**Material supplied:**

** start **

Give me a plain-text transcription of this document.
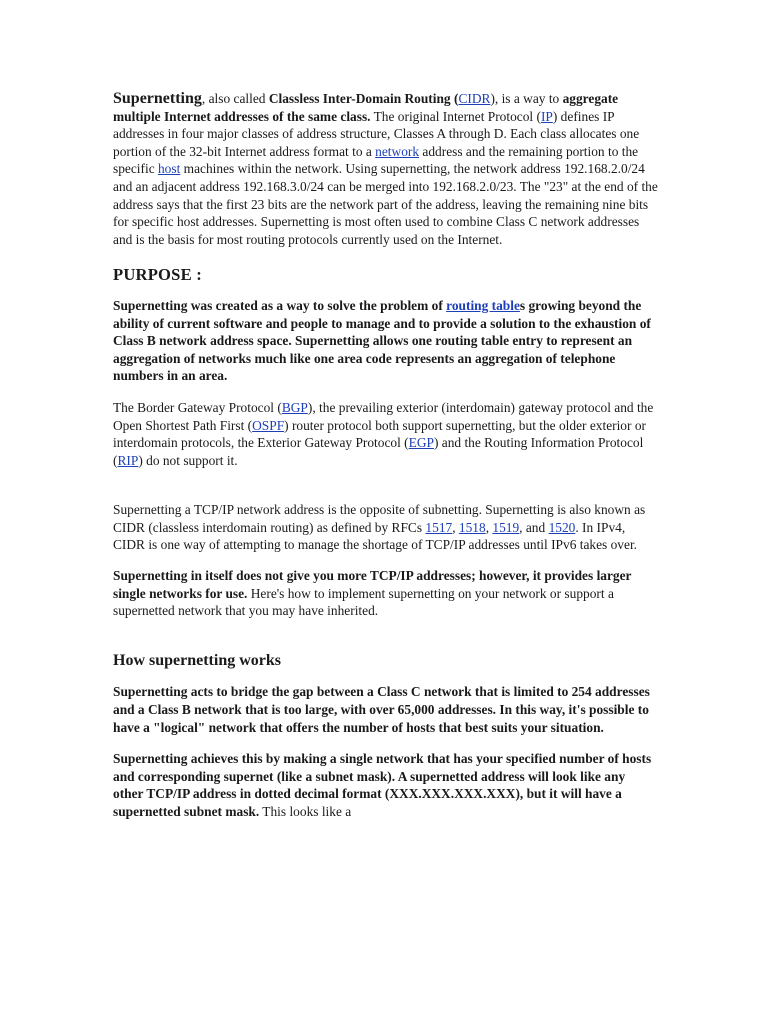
Supernetting, also called Classless Inter-Domain Routing (CIDR), is a way to aggregate multiple Internet addresses of the same class. The original Internet Protocol (IP) defines IP addresses in four major classes of address structure, Classes A through D. Each class allocates one portion of the 32-bit Internet address format to a network address and the remaining portion to the specific host machines within the network. Using supernetting, the network address 192.168.2.0/24 and an adjacent address 192.168.3.0/24 can be merged into 192.168.2.0/23. The "23" at the end of the address says that the first 23 bits are the network part of the address, leaving the remaining nine bits for specific host addresses. Supernetting is most often used to combine Class C network addresses and is the basis for most routing protocols currently used on the Internet.

PURPOSE :

Supernetting was created as a way to solve the problem of routing tables growing beyond the ability of current software and people to manage and to provide a solution to the exhaustion of Class B network address space. Supernetting allows one routing table entry to represent an aggregation of networks much like one area code represents an aggregation of telephone numbers in an area.

The Border Gateway Protocol (BGP), the prevailing exterior (interdomain) gateway protocol and the Open Shortest Path First (OSPF) router protocol both support supernetting, but the older exterior or interdomain protocols, the Exterior Gateway Protocol (EGP) and the Routing Information Protocol (RIP) do not support it.

Supernetting a TCP/IP network address is the opposite of subnetting. Supernetting is also known as CIDR (classless interdomain routing) as defined by RFCs 1517, 1518, 1519, and 1520. In IPv4, CIDR is one way of attempting to manage the shortage of TCP/IP addresses until IPv6 takes over.

Supernetting in itself does not give you more TCP/IP addresses; however, it provides larger single networks for use. Here's how to implement supernetting on your network or support a supernetted network that you may have inherited.

How supernetting works

Supernetting acts to bridge the gap between a Class C network that is limited to 254 addresses and a Class B network that is too large, with over 65,000 addresses. In this way, it's possible to have a "logical" network that offers the number of hosts that best suits your situation.

Supernetting achieves this by making a single network that has your specified number of hosts and corresponding supernet (like a subnet mask). A supernetted address will look like any other TCP/IP address in dotted decimal format (XXX.XXX.XXX.XXX), but it will have a supernetted subnet mask. This looks like a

** end **

**Stated goal:** Nothing in the entries above should change when they are printed again, except that the pictures are dropped.

**Solution:**
Give me a plain-text transcription of this document.
Supernetting, also called Classless Inter-Domain Routing (CIDR), is a way to aggregate multiple Internet addresses of the same class. The original Internet Protocol (IP) defines IP addresses in four major classes of address structure, Classes A through D. Each class allocates one portion of the 32-bit Internet address format to a network address and the remaining portion to the specific host machines within the network. Using supernetting, the network address 192.168.2.0/24 and an adjacent address 192.168.3.0/24 can be merged into 192.168.2.0/23. The "23" at the end of the address says that the first 23 bits are the network part of the address, leaving the remaining nine bits for specific host addresses. Supernetting is most often used to combine Class C network addresses and is the basis for most routing protocols currently used on the Internet.

PURPOSE :

Supernetting was created as a way to solve the problem of routing tables growing beyond the ability of current software and people to manage and to provide a solution to the exhaustion of Class B network address space. Supernetting allows one routing table entry to represent an aggregation of networks much like one area code represents an aggregation of telephone numbers in an area.

The Border Gateway Protocol (BGP), the prevailing exterior (interdomain) gateway protocol and the Open Shortest Path First (OSPF) router protocol both support supernetting, but the older exterior or interdomain protocols, the Exterior Gateway Protocol (EGP) and the Routing Information Protocol (RIP) do not support it.

Supernetting a TCP/IP network address is the opposite of subnetting. Supernetting is also known as CIDR (classless interdomain routing) as defined by RFCs 1517, 1518, 1519, and 1520. In IPv4, CIDR is one way of attempting to manage the shortage of TCP/IP addresses until IPv6 takes over.

Supernetting in itself does not give you more TCP/IP addresses; however, it provides larger single networks for use. Here's how to implement supernetting on your network or support a supernetted network that you may have inherited.

How supernetting works

Supernetting acts to bridge the gap between a Class C network that is limited to 254 addresses and a Class B network that is too large, with over 65,000 addresses. In this way, it's possible to have a "logical" network that offers the number of hosts that best suits your situation.

Supernetting achieves this by making a single network that has your specified number of hosts and corresponding supernet (like a subnet mask). A supernetted address will look like any other TCP/IP address in dotted decimal format (XXX.XXX.XXX.XXX), but it will have a supernetted subnet mask. This looks like a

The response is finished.